WHAT YOU HAVE TO DO
Write the records below out in full, character for character, with no pictures.

WORKING DATA

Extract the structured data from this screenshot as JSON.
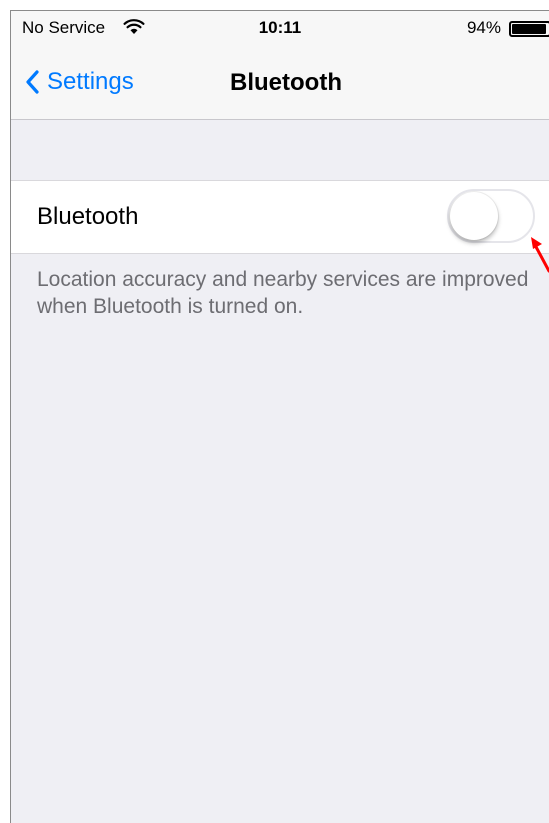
{
  "status_bar": {
    "carrier": "No Service",
    "wifi_icon": "wifi-icon",
    "time": "10:11",
    "battery_percent": "94%",
    "battery_level": 0.94
  },
  "nav": {
    "back_label": "Settings",
    "title": "Bluetooth"
  },
  "settings": {
    "bluetooth_label": "Bluetooth",
    "bluetooth_on": false,
    "footer_text": "Location accuracy and nearby services are improved when Bluetooth is turned on."
  },
  "colors": {
    "accent": "#007aff",
    "background": "#efeff4",
    "annotation_arrow": "#ff0000"
  }
}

WRITTEN SOLUTION
Extract the structured data from this screenshot as JSON.
{
  "status_bar": {
    "carrier": "No Service",
    "wifi_icon": "wifi-icon",
    "time": "10:11",
    "battery_percent": "94%",
    "battery_level": 0.94
  },
  "nav": {
    "back_label": "Settings",
    "title": "Bluetooth"
  },
  "settings": {
    "bluetooth_label": "Bluetooth",
    "bluetooth_on": false,
    "footer_text": "Location accuracy and nearby services are improved when Bluetooth is turned on."
  },
  "colors": {
    "accent": "#007aff",
    "background": "#efeff4",
    "annotation_arrow": "#ff0000"
  }
}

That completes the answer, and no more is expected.